---- Dataset
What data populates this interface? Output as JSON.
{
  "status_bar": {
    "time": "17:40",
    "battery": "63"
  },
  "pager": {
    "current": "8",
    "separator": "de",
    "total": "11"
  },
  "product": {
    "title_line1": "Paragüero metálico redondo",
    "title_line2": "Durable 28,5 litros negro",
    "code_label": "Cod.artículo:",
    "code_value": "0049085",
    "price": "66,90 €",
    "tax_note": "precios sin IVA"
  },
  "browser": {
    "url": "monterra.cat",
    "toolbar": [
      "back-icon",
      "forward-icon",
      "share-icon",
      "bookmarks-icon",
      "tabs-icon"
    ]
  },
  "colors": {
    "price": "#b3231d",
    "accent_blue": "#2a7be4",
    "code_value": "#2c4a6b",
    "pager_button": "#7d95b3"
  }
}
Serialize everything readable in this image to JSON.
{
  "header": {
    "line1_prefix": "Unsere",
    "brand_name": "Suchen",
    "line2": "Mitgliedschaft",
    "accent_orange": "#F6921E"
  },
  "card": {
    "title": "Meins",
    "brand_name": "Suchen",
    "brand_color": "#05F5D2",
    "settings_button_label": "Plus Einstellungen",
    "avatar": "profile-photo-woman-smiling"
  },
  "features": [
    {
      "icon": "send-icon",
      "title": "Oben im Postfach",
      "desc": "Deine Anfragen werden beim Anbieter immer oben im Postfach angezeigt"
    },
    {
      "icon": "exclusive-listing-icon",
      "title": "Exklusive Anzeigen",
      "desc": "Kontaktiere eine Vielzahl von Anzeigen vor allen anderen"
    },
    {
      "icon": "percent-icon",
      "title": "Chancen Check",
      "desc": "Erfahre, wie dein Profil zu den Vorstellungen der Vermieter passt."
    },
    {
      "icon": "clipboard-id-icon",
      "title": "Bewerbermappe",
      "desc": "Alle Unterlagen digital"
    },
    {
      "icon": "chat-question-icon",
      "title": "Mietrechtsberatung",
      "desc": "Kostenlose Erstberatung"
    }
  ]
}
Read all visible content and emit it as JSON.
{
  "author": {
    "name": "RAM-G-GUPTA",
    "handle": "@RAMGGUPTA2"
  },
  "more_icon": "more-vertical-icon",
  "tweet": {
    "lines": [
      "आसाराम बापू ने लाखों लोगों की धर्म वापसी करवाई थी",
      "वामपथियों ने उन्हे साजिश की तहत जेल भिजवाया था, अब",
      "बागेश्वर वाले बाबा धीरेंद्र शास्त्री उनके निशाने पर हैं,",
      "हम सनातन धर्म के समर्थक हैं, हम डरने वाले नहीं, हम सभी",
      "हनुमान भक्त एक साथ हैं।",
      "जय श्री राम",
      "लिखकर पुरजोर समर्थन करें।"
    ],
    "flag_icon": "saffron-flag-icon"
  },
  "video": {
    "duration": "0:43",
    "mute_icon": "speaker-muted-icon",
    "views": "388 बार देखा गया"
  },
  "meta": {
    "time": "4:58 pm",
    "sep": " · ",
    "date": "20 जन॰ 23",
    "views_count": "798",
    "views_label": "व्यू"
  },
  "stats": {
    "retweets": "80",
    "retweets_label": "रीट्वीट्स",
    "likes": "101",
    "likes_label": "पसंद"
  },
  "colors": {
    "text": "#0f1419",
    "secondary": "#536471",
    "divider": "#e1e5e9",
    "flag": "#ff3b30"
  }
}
--------
**Given exercise**: The lines above should be duplicated exactly.

**Result**:
What data populates this interface? Output as JSON.
{
  "status_bar": {
    "time": "17:40",
    "battery": "63"
  },
  "pager": {
    "current": "8",
    "separator": "de",
    "total": "11"
  },
  "product": {
    "title_line1": "Paragüero metálico redondo",
    "title_line2": "Durable 28,5 litros negro",
    "code_label": "Cod.artículo:",
    "code_value": "0049085",
    "price": "66,90 €",
    "tax_note": "precios sin IVA"
  },
  "browser": {
    "url": "monterra.cat",
    "toolbar": [
      "back-icon",
      "forward-icon",
      "share-icon",
      "bookmarks-icon",
      "tabs-icon"
    ]
  },
  "colors": {
    "price": "#b3231d",
    "accent_blue": "#2a7be4",
    "code_value": "#2c4a6b",
    "pager_button": "#7d95b3"
  }
}
Serialize everything readable in this image to JSON.
{
  "header": {
    "line1_prefix": "Unsere",
    "brand_name": "Suchen",
    "line2": "Mitgliedschaft",
    "accent_orange": "#F6921E"
  },
  "card": {
    "title": "Meins",
    "brand_name": "Suchen",
    "brand_color": "#05F5D2",
    "settings_button_label": "Plus Einstellungen",
    "avatar": "profile-photo-woman-smiling"
  },
  "features": [
    {
      "icon": "send-icon",
      "title": "Oben im Postfach",
      "desc": "Deine Anfragen werden beim Anbieter immer oben im Postfach angezeigt"
    },
    {
      "icon": "exclusive-listing-icon",
      "title": "Exklusive Anzeigen",
      "desc": "Kontaktiere eine Vielzahl von Anzeigen vor allen anderen"
    },
    {
      "icon": "percent-icon",
      "title": "Chancen Check",
      "desc": "Erfahre, wie dein Profil zu den Vorstellungen der Vermieter passt."
    },
    {
      "icon": "clipboard-id-icon",
      "title": "Bewerbermappe",
      "desc": "Alle Unterlagen digital"
    },
    {
      "icon": "chat-question-icon",
      "title": "Mietrechtsberatung",
      "desc": "Kostenlose Erstberatung"
    }
  ]
}
Read all visible content and emit it as JSON.
{
  "author": {
    "name": "RAM-G-GUPTA",
    "handle": "@RAMGGUPTA2"
  },
  "more_icon": "more-vertical-icon",
  "tweet": {
    "lines": [
      "आसाराम बापू ने लाखों लोगों की धर्म वापसी करवाई थी",
      "वामपथियों ने उन्हे साजिश की तहत जेल भिजवाया था, अब",
      "बागेश्वर वाले बाबा धीरेंद्र शास्त्री उनके निशाने पर हैं,",
      "हम सनातन धर्म के समर्थक हैं, हम डरने वाले नहीं, हम सभी",
      "हनुमान भक्त एक साथ हैं।",
      "जय श्री राम",
      "लिखकर पुरजोर समर्थन करें।"
    ],
    "flag_icon": "saffron-flag-icon"
  },
  "video": {
    "duration": "0:43",
    "mute_icon": "speaker-muted-icon",
    "views": "388 बार देखा गया"
  },
  "meta": {
    "time": "4:58 pm",
    "sep": " · ",
    "date": "20 जन॰ 23",
    "views_count": "798",
    "views_label": "व्यू"
  },
  "stats": {
    "retweets": "80",
    "retweets_label": "रीट्वीट्स",
    "likes": "101",
    "likes_label": "पसंद"
  },
  "colors": {
    "text": "#0f1419",
    "secondary": "#536471",
    "divider": "#e1e5e9",
    "flag": "#ff3b30"
  }
}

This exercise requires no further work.